GIVEN DATA:
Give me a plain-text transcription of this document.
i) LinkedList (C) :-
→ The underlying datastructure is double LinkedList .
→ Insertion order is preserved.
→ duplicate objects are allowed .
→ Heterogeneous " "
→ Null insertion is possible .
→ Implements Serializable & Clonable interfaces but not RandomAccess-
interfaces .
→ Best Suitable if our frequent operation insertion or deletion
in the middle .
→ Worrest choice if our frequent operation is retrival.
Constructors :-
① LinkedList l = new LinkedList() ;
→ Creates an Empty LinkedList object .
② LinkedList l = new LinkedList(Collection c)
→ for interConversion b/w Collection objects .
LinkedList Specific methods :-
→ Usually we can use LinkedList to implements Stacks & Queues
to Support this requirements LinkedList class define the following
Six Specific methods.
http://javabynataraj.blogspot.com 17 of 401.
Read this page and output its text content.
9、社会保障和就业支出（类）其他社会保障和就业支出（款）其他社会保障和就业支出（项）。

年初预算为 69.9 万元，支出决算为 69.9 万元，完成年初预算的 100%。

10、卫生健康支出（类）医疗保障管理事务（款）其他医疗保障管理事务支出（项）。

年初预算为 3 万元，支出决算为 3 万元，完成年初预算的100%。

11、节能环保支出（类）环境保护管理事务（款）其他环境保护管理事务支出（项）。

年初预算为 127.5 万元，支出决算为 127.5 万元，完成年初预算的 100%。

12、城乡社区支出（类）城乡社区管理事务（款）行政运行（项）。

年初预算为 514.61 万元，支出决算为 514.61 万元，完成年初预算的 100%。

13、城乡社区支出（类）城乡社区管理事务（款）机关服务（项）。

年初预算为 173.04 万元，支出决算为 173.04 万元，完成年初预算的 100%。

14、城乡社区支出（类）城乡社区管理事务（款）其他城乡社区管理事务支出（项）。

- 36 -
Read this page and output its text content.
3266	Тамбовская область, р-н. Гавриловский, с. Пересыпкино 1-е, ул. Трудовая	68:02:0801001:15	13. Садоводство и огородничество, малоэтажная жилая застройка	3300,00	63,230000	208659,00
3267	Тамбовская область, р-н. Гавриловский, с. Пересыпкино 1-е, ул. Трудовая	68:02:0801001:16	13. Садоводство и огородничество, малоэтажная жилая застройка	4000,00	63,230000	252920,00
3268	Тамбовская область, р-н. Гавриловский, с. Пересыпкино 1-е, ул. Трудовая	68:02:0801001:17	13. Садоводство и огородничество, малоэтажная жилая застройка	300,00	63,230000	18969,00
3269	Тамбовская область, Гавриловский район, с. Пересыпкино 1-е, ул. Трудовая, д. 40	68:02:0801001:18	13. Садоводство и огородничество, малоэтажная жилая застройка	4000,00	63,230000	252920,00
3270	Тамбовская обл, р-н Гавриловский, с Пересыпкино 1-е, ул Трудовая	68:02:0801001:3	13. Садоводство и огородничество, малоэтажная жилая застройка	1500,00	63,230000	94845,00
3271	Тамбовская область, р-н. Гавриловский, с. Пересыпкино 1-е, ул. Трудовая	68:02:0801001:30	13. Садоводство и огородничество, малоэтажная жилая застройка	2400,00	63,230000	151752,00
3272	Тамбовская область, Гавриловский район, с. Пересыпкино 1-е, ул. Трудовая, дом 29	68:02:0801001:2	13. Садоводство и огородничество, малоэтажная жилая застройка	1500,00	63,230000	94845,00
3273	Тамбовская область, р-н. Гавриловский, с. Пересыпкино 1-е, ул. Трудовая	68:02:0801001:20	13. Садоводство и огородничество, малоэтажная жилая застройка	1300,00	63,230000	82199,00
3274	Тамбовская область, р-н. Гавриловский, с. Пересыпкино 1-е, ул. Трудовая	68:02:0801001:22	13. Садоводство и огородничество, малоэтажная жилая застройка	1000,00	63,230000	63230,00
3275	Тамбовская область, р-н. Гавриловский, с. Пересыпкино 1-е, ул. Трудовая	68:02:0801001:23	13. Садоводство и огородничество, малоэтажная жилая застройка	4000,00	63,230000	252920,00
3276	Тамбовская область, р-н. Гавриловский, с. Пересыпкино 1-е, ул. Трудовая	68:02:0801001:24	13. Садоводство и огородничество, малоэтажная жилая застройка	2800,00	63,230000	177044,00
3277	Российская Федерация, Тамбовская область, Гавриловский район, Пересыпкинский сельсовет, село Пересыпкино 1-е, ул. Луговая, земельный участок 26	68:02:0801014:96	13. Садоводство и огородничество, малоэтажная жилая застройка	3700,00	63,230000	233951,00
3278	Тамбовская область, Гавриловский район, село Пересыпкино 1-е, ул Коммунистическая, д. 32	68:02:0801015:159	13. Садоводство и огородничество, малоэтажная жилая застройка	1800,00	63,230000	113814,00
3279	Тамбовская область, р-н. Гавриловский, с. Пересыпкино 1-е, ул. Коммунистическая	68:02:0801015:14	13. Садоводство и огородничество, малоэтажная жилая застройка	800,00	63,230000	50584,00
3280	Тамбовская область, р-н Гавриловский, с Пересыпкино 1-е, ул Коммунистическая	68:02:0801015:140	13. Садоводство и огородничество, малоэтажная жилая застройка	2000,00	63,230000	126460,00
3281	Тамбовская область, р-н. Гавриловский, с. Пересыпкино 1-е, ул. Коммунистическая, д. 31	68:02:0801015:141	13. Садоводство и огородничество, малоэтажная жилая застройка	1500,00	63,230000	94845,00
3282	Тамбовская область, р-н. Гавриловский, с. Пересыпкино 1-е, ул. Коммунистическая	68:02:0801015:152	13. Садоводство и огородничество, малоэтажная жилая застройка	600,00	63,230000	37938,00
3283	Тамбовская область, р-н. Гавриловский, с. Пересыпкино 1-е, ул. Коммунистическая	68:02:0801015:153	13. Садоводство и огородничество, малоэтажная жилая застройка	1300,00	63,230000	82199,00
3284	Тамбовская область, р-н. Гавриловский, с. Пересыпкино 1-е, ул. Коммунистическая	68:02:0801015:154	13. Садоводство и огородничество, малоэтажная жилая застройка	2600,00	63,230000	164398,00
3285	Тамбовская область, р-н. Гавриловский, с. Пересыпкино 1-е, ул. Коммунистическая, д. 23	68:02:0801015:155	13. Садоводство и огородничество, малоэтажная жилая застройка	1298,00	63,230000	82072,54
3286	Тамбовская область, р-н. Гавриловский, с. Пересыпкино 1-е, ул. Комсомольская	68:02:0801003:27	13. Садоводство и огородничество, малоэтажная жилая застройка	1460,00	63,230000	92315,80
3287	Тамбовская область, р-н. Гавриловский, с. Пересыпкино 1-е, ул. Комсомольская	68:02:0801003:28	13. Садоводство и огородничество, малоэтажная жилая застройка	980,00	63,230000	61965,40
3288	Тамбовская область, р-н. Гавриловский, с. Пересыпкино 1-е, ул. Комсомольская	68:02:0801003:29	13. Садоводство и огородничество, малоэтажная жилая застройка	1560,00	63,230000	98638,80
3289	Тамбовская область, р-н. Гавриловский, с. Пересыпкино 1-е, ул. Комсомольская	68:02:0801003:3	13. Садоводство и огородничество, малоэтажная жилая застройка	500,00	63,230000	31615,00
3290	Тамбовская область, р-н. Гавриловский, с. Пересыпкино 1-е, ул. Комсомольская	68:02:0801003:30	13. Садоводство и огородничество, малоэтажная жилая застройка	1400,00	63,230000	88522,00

EXERCISE: Copy out every line with the word "methods".

SOLUTION TO THIS PROBLEM:
LinkedList Specific methods :-
Six Specific methods.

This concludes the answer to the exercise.